§ Excerpt to read:

# Kings Crown - Juice Reviews



## K_klops (27/10/14)

Hi all,
So iv been searching through the e-liquid review threads, for a kings crown thread and it seems there isn't one running yet.
So I feel its time one pops up.
I humbly appologise should this be my error but here goes nothing,
So for those of you crown fans please share your reviews and love for this juice.

I will kick it off with my new found favourite.

Reactions: Winner 2


----------



## K_klops (27/10/14)

Company: Kings Crown (creator of suicide bunny)
Name:Fight your Fate
Reviewer: k_klops
Mod: Nemesis mechanical clone
Atomiser: Plume veil 
Coil Resistance:0.32 ohm
Wicking Material: Organic cotton
Strength: 12mg
Price: R289 for 30ml 
Website: www.vapeking.co.za , www.skylinevapour.com

Kings crown is brought to you by the creator of suicide bunny.
The company has a regal/royal theme with a dark sinister underlining,
Appealing to the person with who wants to break free from the the rest of the tide.

Fight your fate:
The name says it all with regards to this liquid.
Its a light throat hit and easy on the lungs, ideal for long lung hits and small mouth draws.

This juice has really taken my by surprise and I must say I am hooked.

It has a sweet an slightly creamy tang.
So far all the banter around online is that its a lemonade and strawbery based flavour.

So I finished my first bottle in two days and purchased another today and there are definately no regrets.

My opinion:
A lemon soda flavour with a slight lemone cream and strawberry undertone. A fuity flavour that has just enough cream tone if you are not a great admirer of desrt flavours.
I do tend to find an unidentifiable taste at the end of my tongue wich really and truely is amazing in soo many ways.
Its a sweet and curious taste with a slight tingle at the end of your tongue after the exhale
Extremely smooth and light flavour that makes me vision an aurora while drinking a cold schepps lemonade strawberry cocktail on a mild summer night.

I often find myself licking the over dripped liquid as it tastes soo good I dont want to miss a drop.

The smell profile is great, like a zesty summer perfume that draws your nose to the blue eyed blonde at the end of art room who holds your attention for days after seeing her.

§ Raw data:
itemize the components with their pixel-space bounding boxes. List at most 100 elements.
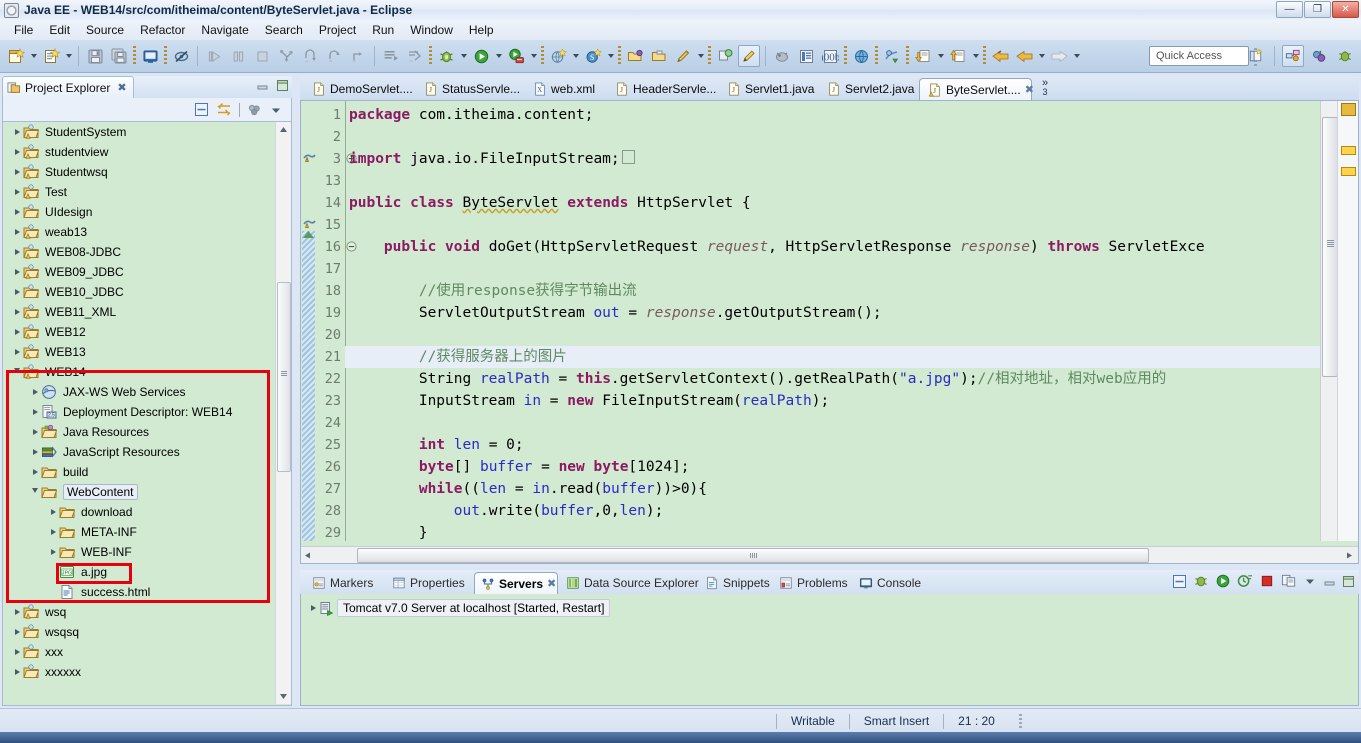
perspective-java-button[interactable] <box>1308 45 1330 67</box>
editor-marker-column[interactable]: ! <box>301 101 318 541</box>
overview-marker-2[interactable] <box>1341 167 1356 176</box>
tree-item-jax-ws-web-services[interactable]: JAX-WS Web Services <box>3 382 275 402</box>
expand-arrow-icon[interactable] <box>11 142 23 162</box>
expand-arrow-icon[interactable] <box>11 322 23 342</box>
tree-item-studentsystem[interactable]: StudentSystem <box>3 122 275 142</box>
menu-item-navigate[interactable]: Navigate <box>193 21 256 39</box>
stop-server-icon[interactable] <box>1259 573 1275 589</box>
annotation-icon[interactable] <box>380 45 402 67</box>
expand-arrow-icon[interactable] <box>11 282 23 302</box>
expand-arrow-icon[interactable] <box>29 382 41 402</box>
expand-arrow-icon[interactable] <box>307 598 319 618</box>
perspective-java-ee-button[interactable] <box>1282 45 1304 67</box>
menu-item-help[interactable]: Help <box>461 21 502 39</box>
bottom-tab-markers[interactable]: Markers <box>306 572 384 594</box>
expand-arrow-icon[interactable] <box>11 242 23 262</box>
tree-item-java-resources[interactable]: Java Resources <box>3 422 275 442</box>
editor-tab-overflow[interactable]: » 3 <box>1042 78 1048 97</box>
outline-icon[interactable] <box>795 45 817 67</box>
menu-item-run[interactable]: Run <box>364 21 402 39</box>
bottom-tab-servers[interactable]: Servers ✖ <box>474 572 558 594</box>
open-browser-icon[interactable] <box>850 45 872 67</box>
link-with-editor-icon[interactable] <box>216 102 232 117</box>
bottom-tab-snippets[interactable]: Snippets <box>699 572 771 594</box>
toggle-mark-occurrences-icon[interactable] <box>404 45 426 67</box>
close-button[interactable]: ✕ <box>1332 1 1359 18</box>
tree-item-web12[interactable]: WEB12 <box>3 322 275 342</box>
minimize-button[interactable]: — <box>1276 1 1303 18</box>
toggle-highlight-icon[interactable] <box>738 45 760 67</box>
tree-item-meta-inf[interactable]: META-INF <box>3 522 275 542</box>
expand-arrow-icon[interactable] <box>11 122 23 142</box>
hide-icon[interactable] <box>170 45 192 67</box>
view-menu-dots-icon[interactable] <box>247 102 262 117</box>
project-tree-scroll-thumb[interactable] <box>277 282 291 472</box>
collapse-all-icon[interactable] <box>1172 574 1187 589</box>
code-line[interactable]: int len = 0; <box>349 434 524 456</box>
hscroll-right-arrow[interactable] <box>1345 549 1356 560</box>
code-line[interactable]: InputStream in = new FileInputStream(rea… <box>349 390 829 412</box>
editor-tab-web-xml[interactable]: Xweb.xml <box>525 78 603 100</box>
coverage-icon[interactable] <box>771 45 793 67</box>
code-line[interactable]: public void doGet(HttpServletRequest req… <box>349 236 1205 258</box>
run-icon[interactable] <box>470 45 492 67</box>
new-dropdown-arrow[interactable] <box>28 45 39 67</box>
project-tree-scrollbar[interactable] <box>275 122 291 704</box>
maximize-icon[interactable] <box>276 79 289 92</box>
hscroll-left-arrow[interactable] <box>303 549 314 560</box>
new-web-dropdown-arrow[interactable] <box>570 45 581 67</box>
view-menu-icon[interactable] <box>1303 574 1317 588</box>
step-return-icon[interactable] <box>323 45 345 67</box>
save-all-icon[interactable] <box>108 45 130 67</box>
code-line[interactable]: public class ByteServlet extends HttpSer… <box>349 192 751 214</box>
scroll-up-icon[interactable] <box>277 123 289 136</box>
code-line[interactable]: byte[] buffer = new byte[1024]; <box>349 456 690 478</box>
collapse-all-icon[interactable] <box>194 102 209 117</box>
tree-item-web-inf[interactable]: WEB-INF <box>3 542 275 562</box>
new-jsp-dropdown-arrow[interactable] <box>63 45 74 67</box>
expand-arrow-icon[interactable] <box>47 502 59 522</box>
previous-annotation-icon[interactable] <box>912 45 934 67</box>
step-into-icon[interactable] <box>275 45 297 67</box>
skip-breakpoints-icon[interactable] <box>347 45 369 67</box>
editor-tab-byteservlet[interactable]: J ByteServlet.... ✖ <box>919 78 1034 100</box>
maximize-button[interactable]: ❐ <box>1304 1 1331 18</box>
tree-item-xxx[interactable]: xxx <box>3 642 275 662</box>
menu-item-file[interactable]: File <box>6 21 41 39</box>
expand-arrow-icon[interactable] <box>11 182 23 202</box>
start-server-icon[interactable] <box>1215 573 1231 589</box>
tree-item-web11-xml[interactable]: WEB11_XML <box>3 302 275 322</box>
new-web-project-icon[interactable] <box>547 45 569 67</box>
debug-dropdown-arrow[interactable] <box>458 45 469 67</box>
menu-item-project[interactable]: Project <box>311 21 364 39</box>
expand-arrow-icon[interactable] <box>29 462 41 482</box>
tree-item-wsqsq[interactable]: wsqsq <box>3 622 275 642</box>
editor-tab-demoservlet[interactable]: J DemoServlet.... <box>304 78 413 100</box>
terminate-icon[interactable] <box>251 45 273 67</box>
open-type-icon[interactable] <box>624 45 646 67</box>
close-icon[interactable]: ✖ <box>1025 83 1034 96</box>
editor-tab-headerservle[interactable]: J HeaderServle... <box>607 78 716 100</box>
run-dropdown-arrow[interactable] <box>493 45 504 67</box>
tree-item-web13[interactable]: WEB13 <box>3 342 275 362</box>
bottom-tab-properties[interactable]: Properties <box>386 572 472 594</box>
code-editor[interactable]: ! 1 2 3 13 14 15 16 17 18 19 20 21 22 23 24 25 26 27 28 29 … <box>300 100 1359 564</box>
run-on-server-icon[interactable] <box>505 45 527 67</box>
tree-item-xxxxxx[interactable]: xxxxxx <box>3 662 275 682</box>
menu-item-window[interactable]: Window <box>402 21 461 39</box>
overview-marker-1[interactable] <box>1341 146 1356 155</box>
forward-icon[interactable] <box>1048 45 1070 67</box>
editor-horizontal-scrollbar[interactable] <box>301 546 1358 563</box>
open-perspective-icon[interactable] <box>881 45 903 67</box>
code-line[interactable]: //获得服务器上的图片 <box>349 346 567 368</box>
collapse-arrow-icon[interactable] <box>11 362 23 382</box>
profile-server-icon[interactable] <box>1237 573 1253 589</box>
code-line[interactable]: while((len = in.read(buffer))>0){ <box>349 478 707 500</box>
new-jsp-icon[interactable] <box>40 45 62 67</box>
minimize-icon[interactable] <box>1323 575 1336 588</box>
editor-tab-servlet1-java[interactable]: J Servlet1.java <box>719 78 815 100</box>
tree-item-web10-jdbc[interactable]: WEB10_JDBC <box>3 282 275 302</box>
collapse-arrow-icon[interactable] <box>29 482 41 502</box>
open-console-icon[interactable] <box>139 45 161 67</box>
menu-item-refactor[interactable]: Refactor <box>132 21 193 39</box>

§ Jobs:
A – In the juice review, what coil resistance was used?
B – Write out the juice review again from "So far all the" to "soo many ways.", switching "lemon soda" to "lime soda".

§ Expected answers:
A – 0.32 ohm

B –
So far all the banter around online is that its a lemonade and strawbery based flavour.

So I finished my first bottle in two days and purchased another today and there are definately no regrets.

My opinion:
A lime soda flavour with a slight lemone cream and strawberry undertone. A fuity flavour that has just enough cream tone if you are not a great admirer of desrt flavours.
I do tend to find an unidentifiable taste at the end of my tongue wich really and truely is amazing in soo many ways.